**WRITTEN INSTRUCTION:**
Report every line in the data that contains the word "reopening", reproducing each such line in full.
- - - - - - -
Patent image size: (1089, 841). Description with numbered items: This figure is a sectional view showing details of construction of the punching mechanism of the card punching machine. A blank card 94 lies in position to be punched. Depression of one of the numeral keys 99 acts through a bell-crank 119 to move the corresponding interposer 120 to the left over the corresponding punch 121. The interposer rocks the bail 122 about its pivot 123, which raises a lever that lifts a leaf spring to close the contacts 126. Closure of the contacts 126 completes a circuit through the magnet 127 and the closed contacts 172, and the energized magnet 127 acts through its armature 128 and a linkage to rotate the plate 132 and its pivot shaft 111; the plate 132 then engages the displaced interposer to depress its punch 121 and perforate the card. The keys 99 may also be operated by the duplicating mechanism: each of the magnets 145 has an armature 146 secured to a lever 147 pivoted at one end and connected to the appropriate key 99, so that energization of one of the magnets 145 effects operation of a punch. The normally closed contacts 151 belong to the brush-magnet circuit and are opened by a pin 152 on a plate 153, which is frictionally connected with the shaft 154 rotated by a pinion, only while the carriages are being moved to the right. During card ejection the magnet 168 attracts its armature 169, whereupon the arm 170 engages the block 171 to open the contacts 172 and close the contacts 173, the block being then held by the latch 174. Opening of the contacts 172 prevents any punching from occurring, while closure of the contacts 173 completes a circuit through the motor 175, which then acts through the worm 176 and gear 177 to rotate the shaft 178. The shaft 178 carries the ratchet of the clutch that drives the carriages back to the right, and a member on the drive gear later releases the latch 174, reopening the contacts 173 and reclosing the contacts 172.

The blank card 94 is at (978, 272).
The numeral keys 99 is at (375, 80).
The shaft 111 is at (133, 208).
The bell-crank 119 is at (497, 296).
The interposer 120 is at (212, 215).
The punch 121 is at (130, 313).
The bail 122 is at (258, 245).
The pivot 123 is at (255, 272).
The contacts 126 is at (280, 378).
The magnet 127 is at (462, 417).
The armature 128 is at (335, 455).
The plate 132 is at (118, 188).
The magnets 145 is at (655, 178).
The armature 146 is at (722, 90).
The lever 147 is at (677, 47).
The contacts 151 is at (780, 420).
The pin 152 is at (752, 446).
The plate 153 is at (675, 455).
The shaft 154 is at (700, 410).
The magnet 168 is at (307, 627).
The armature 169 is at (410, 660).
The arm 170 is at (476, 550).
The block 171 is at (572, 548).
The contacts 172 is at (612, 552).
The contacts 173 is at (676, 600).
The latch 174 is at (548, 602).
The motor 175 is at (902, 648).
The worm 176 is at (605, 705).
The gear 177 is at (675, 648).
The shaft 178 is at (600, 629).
- - - - - - -
**COMPLETE OUTPUT:**
Patent image size: (1089, 841). Description with numbered items: This figure is a sectional view showing details of construction of the punching mechanism of the card punching machine. A blank card 94 lies in position to be punched. Depression of one of the numeral keys 99 acts through a bell-crank 119 to move the corresponding interposer 120 to the left over the corresponding punch 121. The interposer rocks the bail 122 about its pivot 123, which raises a lever that lifts a leaf spring to close the contacts 126. Closure of the contacts 126 completes a circuit through the magnet 127 and the closed contacts 172, and the energized magnet 127 acts through its armature 128 and a linkage to rotate the plate 132 and its pivot shaft 111; the plate 132 then engages the displaced interposer to depress its punch 121 and perforate the card. The keys 99 may also be operated by the duplicating mechanism: each of the magnets 145 has an armature 146 secured to a lever 147 pivoted at one end and connected to the appropriate key 99, so that energization of one of the magnets 145 effects operation of a punch. The normally closed contacts 151 belong to the brush-magnet circuit and are opened by a pin 152 on a plate 153, which is frictionally connected with the shaft 154 rotated by a pinion, only while the carriages are being moved to the right. During card ejection the magnet 168 attracts its armature 169, whereupon the arm 170 engages the block 171 to open the contacts 172 and close the contacts 173, the block being then held by the latch 174. Opening of the contacts 172 prevents any punching from occurring, while closure of the contacts 173 completes a circuit through the motor 175, which then acts through the worm 176 and gear 177 to rotate the shaft 178. The shaft 178 carries the ratchet of the clutch that drives the carriages back to the right, and a member on the drive gear later releases the latch 174, reopening the contacts 173 and reclosing the contacts 172.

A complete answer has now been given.